◆ WHAT YOU SHOULD DO: Copy the data word for word, keeping every line.
── THE RECORDS ──
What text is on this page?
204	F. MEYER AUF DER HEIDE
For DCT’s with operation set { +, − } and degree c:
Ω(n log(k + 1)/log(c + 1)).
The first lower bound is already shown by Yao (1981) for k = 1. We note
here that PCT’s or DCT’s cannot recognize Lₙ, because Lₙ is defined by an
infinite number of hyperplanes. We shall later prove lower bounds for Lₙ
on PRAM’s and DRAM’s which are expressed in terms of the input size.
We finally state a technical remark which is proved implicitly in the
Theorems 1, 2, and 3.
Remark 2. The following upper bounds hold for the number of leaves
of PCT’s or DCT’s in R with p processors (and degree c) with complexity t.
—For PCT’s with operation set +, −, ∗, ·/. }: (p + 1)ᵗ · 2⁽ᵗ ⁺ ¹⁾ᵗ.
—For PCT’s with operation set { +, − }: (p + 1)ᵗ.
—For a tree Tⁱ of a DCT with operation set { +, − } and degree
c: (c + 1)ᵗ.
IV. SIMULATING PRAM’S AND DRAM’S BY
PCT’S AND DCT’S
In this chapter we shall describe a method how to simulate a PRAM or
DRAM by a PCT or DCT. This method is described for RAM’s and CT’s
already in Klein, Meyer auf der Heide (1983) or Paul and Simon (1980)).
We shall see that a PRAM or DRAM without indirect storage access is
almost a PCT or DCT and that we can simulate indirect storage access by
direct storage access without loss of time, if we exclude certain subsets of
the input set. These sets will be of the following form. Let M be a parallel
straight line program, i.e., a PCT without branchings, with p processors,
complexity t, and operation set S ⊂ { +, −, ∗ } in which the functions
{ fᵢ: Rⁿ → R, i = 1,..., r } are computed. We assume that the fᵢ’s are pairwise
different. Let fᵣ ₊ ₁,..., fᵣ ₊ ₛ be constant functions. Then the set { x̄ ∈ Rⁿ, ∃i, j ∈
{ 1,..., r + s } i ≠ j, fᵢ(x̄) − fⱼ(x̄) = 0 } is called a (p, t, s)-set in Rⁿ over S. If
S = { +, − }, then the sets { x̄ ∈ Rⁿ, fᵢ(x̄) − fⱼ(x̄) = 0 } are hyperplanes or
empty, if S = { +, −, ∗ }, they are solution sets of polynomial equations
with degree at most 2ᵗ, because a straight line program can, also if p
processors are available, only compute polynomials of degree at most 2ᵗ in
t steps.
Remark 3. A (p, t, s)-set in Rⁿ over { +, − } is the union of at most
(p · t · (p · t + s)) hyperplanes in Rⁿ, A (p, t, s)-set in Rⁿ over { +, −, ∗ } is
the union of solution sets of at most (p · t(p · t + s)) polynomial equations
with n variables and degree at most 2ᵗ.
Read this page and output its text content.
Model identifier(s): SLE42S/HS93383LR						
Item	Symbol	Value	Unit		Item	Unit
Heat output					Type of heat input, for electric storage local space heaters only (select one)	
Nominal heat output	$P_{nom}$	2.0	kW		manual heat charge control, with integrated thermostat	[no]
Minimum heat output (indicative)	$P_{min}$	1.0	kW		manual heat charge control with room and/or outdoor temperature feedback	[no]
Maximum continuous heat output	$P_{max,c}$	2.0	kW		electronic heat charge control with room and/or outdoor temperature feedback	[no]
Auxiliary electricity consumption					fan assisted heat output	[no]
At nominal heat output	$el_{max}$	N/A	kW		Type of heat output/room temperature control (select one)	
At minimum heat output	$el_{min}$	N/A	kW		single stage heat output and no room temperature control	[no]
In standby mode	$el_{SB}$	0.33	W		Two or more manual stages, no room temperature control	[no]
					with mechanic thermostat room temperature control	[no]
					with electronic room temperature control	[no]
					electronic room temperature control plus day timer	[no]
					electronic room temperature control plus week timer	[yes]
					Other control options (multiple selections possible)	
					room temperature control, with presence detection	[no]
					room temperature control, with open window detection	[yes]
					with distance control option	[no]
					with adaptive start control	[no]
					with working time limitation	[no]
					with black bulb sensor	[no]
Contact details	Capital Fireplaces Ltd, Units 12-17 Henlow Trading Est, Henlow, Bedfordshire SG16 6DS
───
◆ IN RESPONSE:
What text is on this page?
204	F. MEYER AUF DER HEIDE
For DCT’s with operation set { +, − } and degree c:
Ω(n log(k + 1)/log(c + 1)).
The first lower bound is already shown by Yao (1981) for k = 1. We note
here that PCT’s or DCT’s cannot recognize Lₙ, because Lₙ is defined by an
infinite number of hyperplanes. We shall later prove lower bounds for Lₙ
on PRAM’s and DRAM’s which are expressed in terms of the input size.
We finally state a technical remark which is proved implicitly in the
Theorems 1, 2, and 3.
Remark 2. The following upper bounds hold for the number of leaves
of PCT’s or DCT’s in R with p processors (and degree c) with complexity t.
—For PCT’s with operation set +, −, ∗, ·/. }: (p + 1)ᵗ · 2⁽ᵗ ⁺ ¹⁾ᵗ.
—For PCT’s with operation set { +, − }: (p + 1)ᵗ.
—For a tree Tⁱ of a DCT with operation set { +, − } and degree
c: (c + 1)ᵗ.
IV. SIMULATING PRAM’S AND DRAM’S BY
PCT’S AND DCT’S
In this chapter we shall describe a method how to simulate a PRAM or
DRAM by a PCT or DCT. This method is described for RAM’s and CT’s
already in Klein, Meyer auf der Heide (1983) or Paul and Simon (1980)).
We shall see that a PRAM or DRAM without indirect storage access is
almost a PCT or DCT and that we can simulate indirect storage access by
direct storage access without loss of time, if we exclude certain subsets of
the input set. These sets will be of the following form. Let M be a parallel
straight line program, i.e., a PCT without branchings, with p processors,
complexity t, and operation set S ⊂ { +, −, ∗ } in which the functions
{ fᵢ: Rⁿ → R, i = 1,..., r } are computed. We assume that the fᵢ’s are pairwise
different. Let fᵣ ₊ ₁,..., fᵣ ₊ ₛ be constant functions. Then the set { x̄ ∈ Rⁿ, ∃i, j ∈
{ 1,..., r + s } i ≠ j, fᵢ(x̄) − fⱼ(x̄) = 0 } is called a (p, t, s)-set in Rⁿ over S. If
S = { +, − }, then the sets { x̄ ∈ Rⁿ, fᵢ(x̄) − fⱼ(x̄) = 0 } are hyperplanes or
empty, if S = { +, −, ∗ }, they are solution sets of polynomial equations
with degree at most 2ᵗ, because a straight line program can, also if p
processors are available, only compute polynomials of degree at most 2ᵗ in
t steps.
Remark 3. A (p, t, s)-set in Rⁿ over { +, − } is the union of at most
(p · t · (p · t + s)) hyperplanes in Rⁿ, A (p, t, s)-set in Rⁿ over { +, −, ∗ } is
the union of solution sets of at most (p · t(p · t + s)) polynomial equations
with n variables and degree at most 2ᵗ.
Read this page and output its text content.
Model identifier(s): SLE42S/HS93383LR						
Item	Symbol	Value	Unit		Item	Unit
Heat output					Type of heat input, for electric storage local space heaters only (select one)	
Nominal heat output	$P_{nom}$	2.0	kW		manual heat charge control, with integrated thermostat	[no]
Minimum heat output (indicative)	$P_{min}$	1.0	kW		manual heat charge control with room and/or outdoor temperature feedback	[no]
Maximum continuous heat output	$P_{max,c}$	2.0	kW		electronic heat charge control with room and/or outdoor temperature feedback	[no]
Auxiliary electricity consumption					fan assisted heat output	[no]
At nominal heat output	$el_{max}$	N/A	kW		Type of heat output/room temperature control (select one)	
At minimum heat output	$el_{min}$	N/A	kW		single stage heat output and no room temperature control	[no]
In standby mode	$el_{SB}$	0.33	W		Two or more manual stages, no room temperature control	[no]
					with mechanic thermostat room temperature control	[no]
					with electronic room temperature control	[no]
					electronic room temperature control plus day timer	[no]
					electronic room temperature control plus week timer	[yes]
					Other control options (multiple selections possible)	
					room temperature control, with presence detection	[no]
					room temperature control, with open window detection	[yes]
					with distance control option	[no]
					with adaptive start control	[no]
					with working time limitation	[no]
					with black bulb sensor	[no]
Contact details	Capital Fireplaces Ltd, Units 12-17 Henlow Trading Est, Henlow, Bedfordshire SG16 6DS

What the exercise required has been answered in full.